#### Direction:
What follows is a set of entries. Give them again exactly, without the pictures.

#### Given data:

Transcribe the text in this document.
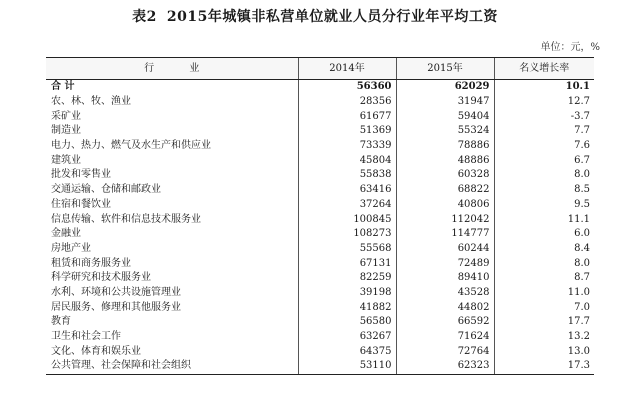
表2 2015年城镇非私营单位就业人员分行业年平均工资
单位：元，%
行 业	2014年	2015年	名义增长率
合 计	56360	62029	10.1
农、林、牧、渔业	28356	31947	12.7
采矿业	61677	59404	-3.7
制造业	51369	55324	7.7
电力、热力、燃气及水生产和供应业	73339	78886	7.6
建筑业	45804	48886	6.7
批发和零售业	55838	60328	8.0
交通运输、仓储和邮政业	63416	68822	8.5
住宿和餐饮业	37264	40806	9.5
信息传输、软件和信息技术服务业	100845	112042	11.1
金融业	108273	114777	6.0
房地产业	55568	60244	8.4
租赁和商务服务业	67131	72489	8.0
科学研究和技术服务业	82259	89410	8.7
水利、环境和公共设施管理业	39198	43528	11.0
居民服务、修理和其他服务业	41882	44802	7.0
教育	56580	66592	17.7
卫生和社会工作	63267	71624	13.2
文化、体育和娱乐业	64375	72764	13.0
公共管理、社会保障和社会组织	53110	62323	17.3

#### Exercise solution:
Transcribe the text in this document.
表2 2015年城镇非私营单位就业人员分行业年平均工资
单位：元，%
行 业	2014年	2015年	名义增长率
合 计	56360	62029	10.1
农、林、牧、渔业	28356	31947	12.7
采矿业	61677	59404	-3.7
制造业	51369	55324	7.7
电力、热力、燃气及水生产和供应业	73339	78886	7.6
建筑业	45804	48886	6.7
批发和零售业	55838	60328	8.0
交通运输、仓储和邮政业	63416	68822	8.5
住宿和餐饮业	37264	40806	9.5
信息传输、软件和信息技术服务业	100845	112042	11.1
金融业	108273	114777	6.0
房地产业	55568	60244	8.4
租赁和商务服务业	67131	72489	8.0
科学研究和技术服务业	82259	89410	8.7
水利、环境和公共设施管理业	39198	43528	11.0
居民服务、修理和其他服务业	41882	44802	7.0
教育	56580	66592	17.7
卫生和社会工作	63267	71624	13.2
文化、体育和娱乐业	64375	72764	13.0
公共管理、社会保障和社会组织	53110	62323	17.3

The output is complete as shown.